> READING TEXT:
# Ever have a Coocoo Clock?



## Grampa Don (Oct 5, 2018)

I was in Hong Kong courtesy of the US Navy in 1966, and in one of my wife's letters she wrote that she would sure like a coocoo clock some day.  So, I visited a large department store there and bought one.  It was made in Japan and didn't cost much.

It hung in our living room for quite a few years before it finally died.  I stored it up in the rafters of the garage and forgot about it.  About ten years ago I noticed it and considered having it repaired.  A local clock repair shop gave me an estimate of $350.  I didn't want it fixed that bad.

After thinking it over, I decided what the heck, I've got nothing to lose by trying to fix it myself.  Well, with some WD40 and a little tweaking I got it going again, and it still works.  My wife didn't want it in the house because it coocoos all night long.  So, it hangs in my hobby room in the garage.  The bellows for the coocoo are tissue paper and I've replaced them a couple times.  Here it is striking six o'clock.  I think old clocks are neat.

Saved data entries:
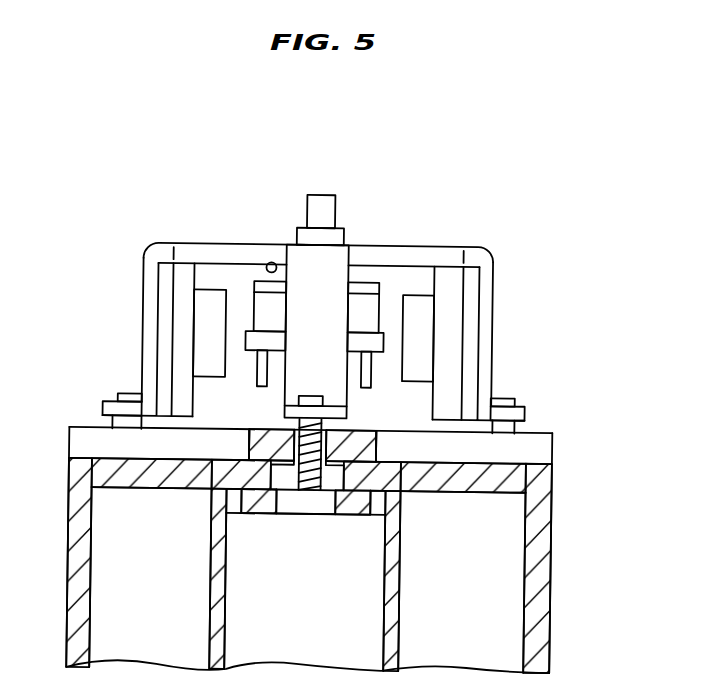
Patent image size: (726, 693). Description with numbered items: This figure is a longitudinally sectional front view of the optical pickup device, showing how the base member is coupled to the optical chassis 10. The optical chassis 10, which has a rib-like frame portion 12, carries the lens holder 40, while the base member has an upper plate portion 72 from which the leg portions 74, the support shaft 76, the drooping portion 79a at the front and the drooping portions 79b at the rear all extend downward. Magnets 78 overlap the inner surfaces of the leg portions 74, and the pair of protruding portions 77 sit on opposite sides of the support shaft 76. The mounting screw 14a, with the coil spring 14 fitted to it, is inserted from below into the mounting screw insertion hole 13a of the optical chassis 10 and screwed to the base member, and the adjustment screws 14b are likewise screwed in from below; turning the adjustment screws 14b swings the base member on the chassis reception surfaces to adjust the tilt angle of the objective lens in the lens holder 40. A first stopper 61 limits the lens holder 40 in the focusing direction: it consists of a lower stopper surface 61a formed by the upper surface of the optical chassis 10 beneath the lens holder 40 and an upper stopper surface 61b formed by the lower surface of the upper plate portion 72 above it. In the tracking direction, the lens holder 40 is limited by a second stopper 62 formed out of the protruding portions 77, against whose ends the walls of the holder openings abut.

The optical chassis 10 is at (555, 527).
The rib-like frame portion 12 is at (553, 455).
The mounting screw insertion hole 13a is at (297, 431).
The coil spring 14 is at (296, 515).
The mounting screw 14a is at (313, 503).
The adjustment screws 14b is at (127, 394).
The lens holder 40 is at (253, 307).
The first stopper 61 is at (312, 445).
The lower stopper surface 61a is at (358, 431).
The upper stopper surface 61b is at (270, 263).
The second stopper 62 is at (314, 341).
The upper plate portion 72 is at (408, 246).
The leg portions 74 is at (182, 315).
The support shaft 76 is at (318, 200).
The protruding portions 77 is at (373, 373).
The magnets 78 is at (208, 291).
The drooping portion 79a is at (327, 277).
The drooping portions 79b is at (142, 285).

> TASKS TO PERFORM:
• a. In two sentences, what does the forum post about the coocoo clock say?
• b. Could you carry on with the forum post about the coocoo clock from the point where it stops?

> ANSWERS TO THE PROBLEMS:
• a. While in Hong Kong with the US Navy in 1966, the writer bought an inexpensive Japan-made coocoo clock after the writer's wife mentioned in a letter wanting one, and it hung in their living room for years until it died and was stored in the garage rafters. About ten years ago, instead of paying a repair shop's $350 estimate, the writer got it running again with WD40 and some tweaking, and it now hangs in the garage hobby room, where its tissue-paper bellows have been replaced a couple of times.

• b.
Don


----------



## Aunt Bea (Oct 6, 2018)

We had one similar to the one pictured that a member of the family sent home when he was stationed in Germany.

The old clock had a good run from 1970 - 2010.

I took it to a repairman that said he could fix the time but the mechanism for the dancers and the music box would need to be replaced.  The repairman told me that he could order the parts but due to 40 years of wear, he might not be able to _marry_ the new parts to the old.  He also advised against a deep cleaning of the works for fear that the accumulation of _gunk_ was actually taking the place of some minute wear to the works over the years.

The poor old clock was eventually given to a local tinkerer, I don't know if he was able to repair it or reuse the case.


----------



## Pappy (Oct 6, 2018)

I had a beautiful one my son send me when he was stationed in Germany, 1980s. One night, in the middle of the night, we heard this god awful crash from the living room. There on the floor was our clock, in a hundred pieces. Needless to say, we were heartbroken over this.


----------



## RadishRose (Oct 6, 2018)

I never had one but some childhood friends did. When it went Coo Coo and the bird came out the first time I saw it I was astounded!


----------



## Grampa Don (Oct 6, 2018)

When our Granddaughter was little, I had to make it coocoo for her over and over.

Don


----------



## Don M. (Oct 6, 2018)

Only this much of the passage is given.